Aim:
Comb through the entries for "同一平面内" and pull out each line that holds it.

Material to process:

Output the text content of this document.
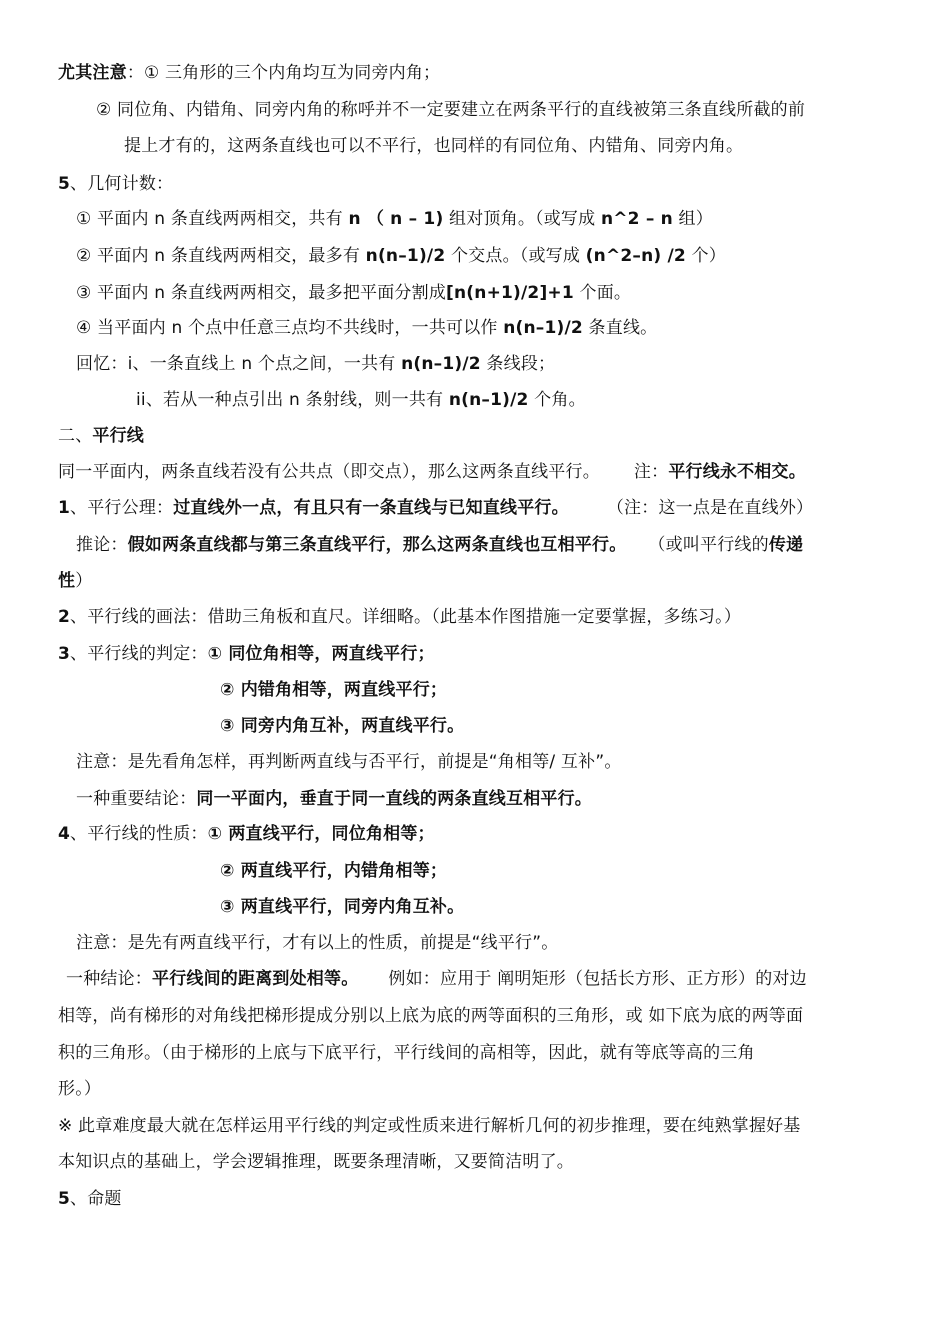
尤其注意：① 三角形的三个内角均互为同旁内角；
② 同位角、内错角、同旁内角的称呼并不一定要建立在两条平行的直线被第三条直线所截的前
提上才有的，这两条直线也可以不平行，也同样的有同位角、内错角、同旁内角。
5、几何计数：
① 平面内 n 条直线两两相交，共有 n （ n – 1) 组对顶角。（或写成 n^2 – n 组）
② 平面内 n 条直线两两相交，最多有 n(n–1)/2 个交点。（或写成 (n^2–n) /2 个）
③ 平面内 n 条直线两两相交，最多把平面分割成[n(n+1)/2]+1 个面。
④ 当平面内 n 个点中任意三点均不共线时，一共可以作 n(n–1)/2 条直线。
回忆：i、一条直线上 n 个点之间，一共有 n(n–1)/2 条线段；
ii、若从一种点引出 n 条射线，则一共有 n(n–1)/2 个角。
二、平行线
同一平面内，两条直线若没有公共点（即交点），那么这两条直线平行。 注：平行线永不相交。
1、平行公理：过直线外一点，有且只有一条直线与已知直线平行。 （注：这一点是在直线外）
推论：假如两条直线都与第三条直线平行，那么这两条直线也互相平行。 （或叫平行线的传递
性）
2、平行线的画法：借助三角板和直尺。详细略。（此基本作图措施一定要掌握，多练习。）
3、平行线的判定：① 同位角相等，两直线平行；
② 内错角相等，两直线平行；
③ 同旁内角互补，两直线平行。
注意：是先看角怎样，再判断两直线与否平行，前提是“角相等/ 互补”。
一种重要结论：同一平面内，垂直于同一直线的两条直线互相平行。
4、平行线的性质：① 两直线平行，同位角相等；
② 两直线平行，内错角相等；
③ 两直线平行，同旁内角互补。
注意：是先有两直线平行，才有以上的性质，前提是“线平行”。
一种结论：平行线间的距离到处相等。 例如：应用于 阐明矩形（包括长方形、正方形）的对边
相等，尚有梯形的对角线把梯形提成分别以上底为底的两等面积的三角形，或 如下底为底的两等面
积的三角形。（由于梯形的上底与下底平行，平行线间的高相等，因此，就有等底等高的三角
形。）
※ 此章难度最大就在怎样运用平行线的判定或性质来进行解析几何的初步推理，要在纯熟掌握好基
本知识点的基础上，学会逻辑推理，既要条理清晰，又要简洁明了。
5、命题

Final result:
同一平面内，两条直线若没有公共点（即交点），那么这两条直线平行。 注：平行线永不相交。
一种重要结论：同一平面内，垂直于同一直线的两条直线互相平行。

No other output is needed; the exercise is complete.